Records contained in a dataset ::
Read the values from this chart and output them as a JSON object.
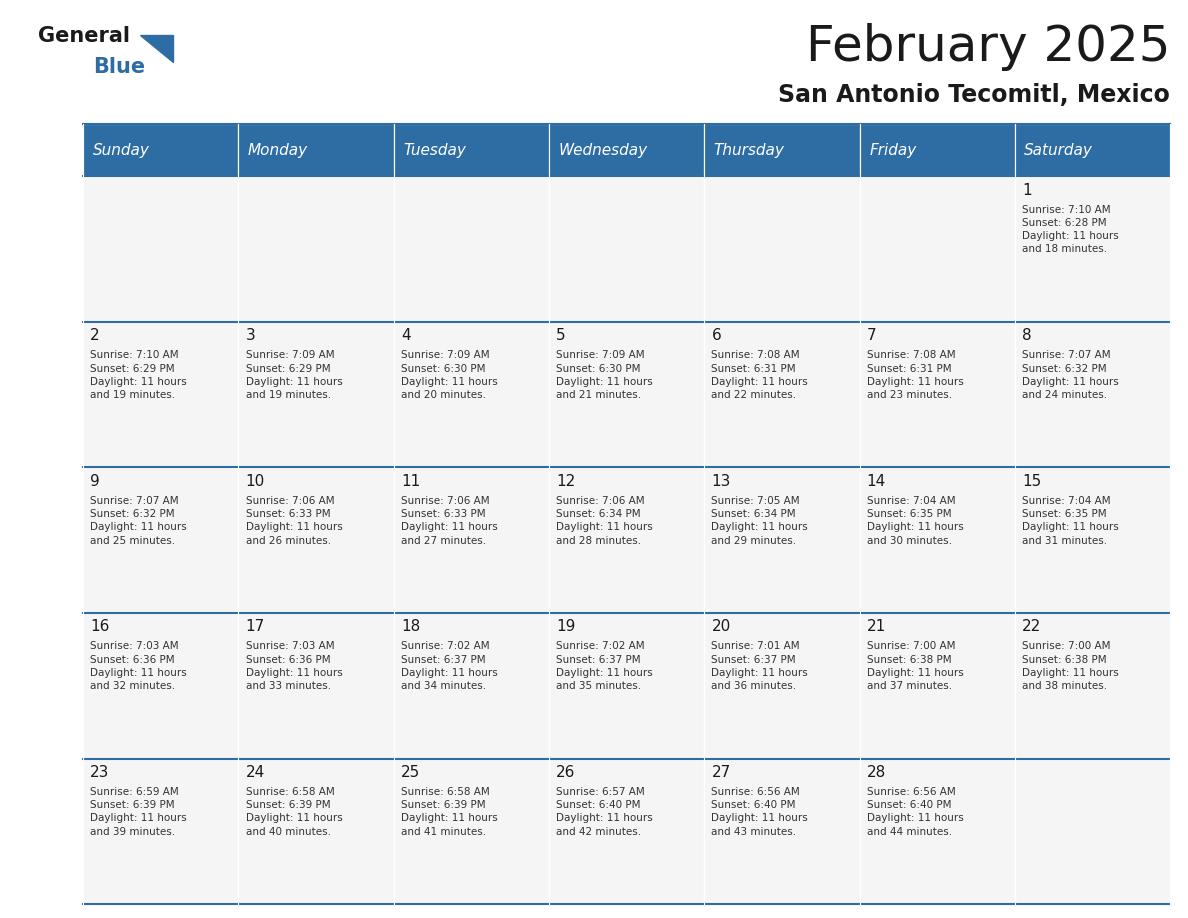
{
  "title": "February 2025",
  "subtitle": "San Antonio Tecomitl, Mexico",
  "header_bg": "#2E6DA4",
  "header_text_color": "#FFFFFF",
  "cell_bg": "#F5F5F5",
  "border_color": "#2E6DA4",
  "text_color": "#333333",
  "days_of_week": [
    "Sunday",
    "Monday",
    "Tuesday",
    "Wednesday",
    "Thursday",
    "Friday",
    "Saturday"
  ],
  "calendar_data": [
    [
      null,
      null,
      null,
      null,
      null,
      null,
      {
        "day": 1,
        "sunrise": "7:10 AM",
        "sunset": "6:28 PM",
        "daylight": "11 hours\nand 18 minutes."
      }
    ],
    [
      {
        "day": 2,
        "sunrise": "7:10 AM",
        "sunset": "6:29 PM",
        "daylight": "11 hours\nand 19 minutes."
      },
      {
        "day": 3,
        "sunrise": "7:09 AM",
        "sunset": "6:29 PM",
        "daylight": "11 hours\nand 19 minutes."
      },
      {
        "day": 4,
        "sunrise": "7:09 AM",
        "sunset": "6:30 PM",
        "daylight": "11 hours\nand 20 minutes."
      },
      {
        "day": 5,
        "sunrise": "7:09 AM",
        "sunset": "6:30 PM",
        "daylight": "11 hours\nand 21 minutes."
      },
      {
        "day": 6,
        "sunrise": "7:08 AM",
        "sunset": "6:31 PM",
        "daylight": "11 hours\nand 22 minutes."
      },
      {
        "day": 7,
        "sunrise": "7:08 AM",
        "sunset": "6:31 PM",
        "daylight": "11 hours\nand 23 minutes."
      },
      {
        "day": 8,
        "sunrise": "7:07 AM",
        "sunset": "6:32 PM",
        "daylight": "11 hours\nand 24 minutes."
      }
    ],
    [
      {
        "day": 9,
        "sunrise": "7:07 AM",
        "sunset": "6:32 PM",
        "daylight": "11 hours\nand 25 minutes."
      },
      {
        "day": 10,
        "sunrise": "7:06 AM",
        "sunset": "6:33 PM",
        "daylight": "11 hours\nand 26 minutes."
      },
      {
        "day": 11,
        "sunrise": "7:06 AM",
        "sunset": "6:33 PM",
        "daylight": "11 hours\nand 27 minutes."
      },
      {
        "day": 12,
        "sunrise": "7:06 AM",
        "sunset": "6:34 PM",
        "daylight": "11 hours\nand 28 minutes."
      },
      {
        "day": 13,
        "sunrise": "7:05 AM",
        "sunset": "6:34 PM",
        "daylight": "11 hours\nand 29 minutes."
      },
      {
        "day": 14,
        "sunrise": "7:04 AM",
        "sunset": "6:35 PM",
        "daylight": "11 hours\nand 30 minutes."
      },
      {
        "day": 15,
        "sunrise": "7:04 AM",
        "sunset": "6:35 PM",
        "daylight": "11 hours\nand 31 minutes."
      }
    ],
    [
      {
        "day": 16,
        "sunrise": "7:03 AM",
        "sunset": "6:36 PM",
        "daylight": "11 hours\nand 32 minutes."
      },
      {
        "day": 17,
        "sunrise": "7:03 AM",
        "sunset": "6:36 PM",
        "daylight": "11 hours\nand 33 minutes."
      },
      {
        "day": 18,
        "sunrise": "7:02 AM",
        "sunset": "6:37 PM",
        "daylight": "11 hours\nand 34 minutes."
      },
      {
        "day": 19,
        "sunrise": "7:02 AM",
        "sunset": "6:37 PM",
        "daylight": "11 hours\nand 35 minutes."
      },
      {
        "day": 20,
        "sunrise": "7:01 AM",
        "sunset": "6:37 PM",
        "daylight": "11 hours\nand 36 minutes."
      },
      {
        "day": 21,
        "sunrise": "7:00 AM",
        "sunset": "6:38 PM",
        "daylight": "11 hours\nand 37 minutes."
      },
      {
        "day": 22,
        "sunrise": "7:00 AM",
        "sunset": "6:38 PM",
        "daylight": "11 hours\nand 38 minutes."
      }
    ],
    [
      {
        "day": 23,
        "sunrise": "6:59 AM",
        "sunset": "6:39 PM",
        "daylight": "11 hours\nand 39 minutes."
      },
      {
        "day": 24,
        "sunrise": "6:58 AM",
        "sunset": "6:39 PM",
        "daylight": "11 hours\nand 40 minutes."
      },
      {
        "day": 25,
        "sunrise": "6:58 AM",
        "sunset": "6:39 PM",
        "daylight": "11 hours\nand 41 minutes."
      },
      {
        "day": 26,
        "sunrise": "6:57 AM",
        "sunset": "6:40 PM",
        "daylight": "11 hours\nand 42 minutes."
      },
      {
        "day": 27,
        "sunrise": "6:56 AM",
        "sunset": "6:40 PM",
        "daylight": "11 hours\nand 43 minutes."
      },
      {
        "day": 28,
        "sunrise": "6:56 AM",
        "sunset": "6:40 PM",
        "daylight": "11 hours\nand 44 minutes."
      },
      null
    ]
  ]
}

Given exercise ::
Transcribe all of the material exactly, leaving out whatever pictures it contains.

Full output ::
Read the values from this chart and output them as a JSON object.
{
  "title": "February 2025",
  "subtitle": "San Antonio Tecomitl, Mexico",
  "header_bg": "#2E6DA4",
  "header_text_color": "#FFFFFF",
  "cell_bg": "#F5F5F5",
  "border_color": "#2E6DA4",
  "text_color": "#333333",
  "days_of_week": [
    "Sunday",
    "Monday",
    "Tuesday",
    "Wednesday",
    "Thursday",
    "Friday",
    "Saturday"
  ],
  "calendar_data": [
    [
      null,
      null,
      null,
      null,
      null,
      null,
      {
        "day": 1,
        "sunrise": "7:10 AM",
        "sunset": "6:28 PM",
        "daylight": "11 hours\nand 18 minutes."
      }
    ],
    [
      {
        "day": 2,
        "sunrise": "7:10 AM",
        "sunset": "6:29 PM",
        "daylight": "11 hours\nand 19 minutes."
      },
      {
        "day": 3,
        "sunrise": "7:09 AM",
        "sunset": "6:29 PM",
        "daylight": "11 hours\nand 19 minutes."
      },
      {
        "day": 4,
        "sunrise": "7:09 AM",
        "sunset": "6:30 PM",
        "daylight": "11 hours\nand 20 minutes."
      },
      {
        "day": 5,
        "sunrise": "7:09 AM",
        "sunset": "6:30 PM",
        "daylight": "11 hours\nand 21 minutes."
      },
      {
        "day": 6,
        "sunrise": "7:08 AM",
        "sunset": "6:31 PM",
        "daylight": "11 hours\nand 22 minutes."
      },
      {
        "day": 7,
        "sunrise": "7:08 AM",
        "sunset": "6:31 PM",
        "daylight": "11 hours\nand 23 minutes."
      },
      {
        "day": 8,
        "sunrise": "7:07 AM",
        "sunset": "6:32 PM",
        "daylight": "11 hours\nand 24 minutes."
      }
    ],
    [
      {
        "day": 9,
        "sunrise": "7:07 AM",
        "sunset": "6:32 PM",
        "daylight": "11 hours\nand 25 minutes."
      },
      {
        "day": 10,
        "sunrise": "7:06 AM",
        "sunset": "6:33 PM",
        "daylight": "11 hours\nand 26 minutes."
      },
      {
        "day": 11,
        "sunrise": "7:06 AM",
        "sunset": "6:33 PM",
        "daylight": "11 hours\nand 27 minutes."
      },
      {
        "day": 12,
        "sunrise": "7:06 AM",
        "sunset": "6:34 PM",
        "daylight": "11 hours\nand 28 minutes."
      },
      {
        "day": 13,
        "sunrise": "7:05 AM",
        "sunset": "6:34 PM",
        "daylight": "11 hours\nand 29 minutes."
      },
      {
        "day": 14,
        "sunrise": "7:04 AM",
        "sunset": "6:35 PM",
        "daylight": "11 hours\nand 30 minutes."
      },
      {
        "day": 15,
        "sunrise": "7:04 AM",
        "sunset": "6:35 PM",
        "daylight": "11 hours\nand 31 minutes."
      }
    ],
    [
      {
        "day": 16,
        "sunrise": "7:03 AM",
        "sunset": "6:36 PM",
        "daylight": "11 hours\nand 32 minutes."
      },
      {
        "day": 17,
        "sunrise": "7:03 AM",
        "sunset": "6:36 PM",
        "daylight": "11 hours\nand 33 minutes."
      },
      {
        "day": 18,
        "sunrise": "7:02 AM",
        "sunset": "6:37 PM",
        "daylight": "11 hours\nand 34 minutes."
      },
      {
        "day": 19,
        "sunrise": "7:02 AM",
        "sunset": "6:37 PM",
        "daylight": "11 hours\nand 35 minutes."
      },
      {
        "day": 20,
        "sunrise": "7:01 AM",
        "sunset": "6:37 PM",
        "daylight": "11 hours\nand 36 minutes."
      },
      {
        "day": 21,
        "sunrise": "7:00 AM",
        "sunset": "6:38 PM",
        "daylight": "11 hours\nand 37 minutes."
      },
      {
        "day": 22,
        "sunrise": "7:00 AM",
        "sunset": "6:38 PM",
        "daylight": "11 hours\nand 38 minutes."
      }
    ],
    [
      {
        "day": 23,
        "sunrise": "6:59 AM",
        "sunset": "6:39 PM",
        "daylight": "11 hours\nand 39 minutes."
      },
      {
        "day": 24,
        "sunrise": "6:58 AM",
        "sunset": "6:39 PM",
        "daylight": "11 hours\nand 40 minutes."
      },
      {
        "day": 25,
        "sunrise": "6:58 AM",
        "sunset": "6:39 PM",
        "daylight": "11 hours\nand 41 minutes."
      },
      {
        "day": 26,
        "sunrise": "6:57 AM",
        "sunset": "6:40 PM",
        "daylight": "11 hours\nand 42 minutes."
      },
      {
        "day": 27,
        "sunrise": "6:56 AM",
        "sunset": "6:40 PM",
        "daylight": "11 hours\nand 43 minutes."
      },
      {
        "day": 28,
        "sunrise": "6:56 AM",
        "sunset": "6:40 PM",
        "daylight": "11 hours\nand 44 minutes."
      },
      null
    ]
  ]
}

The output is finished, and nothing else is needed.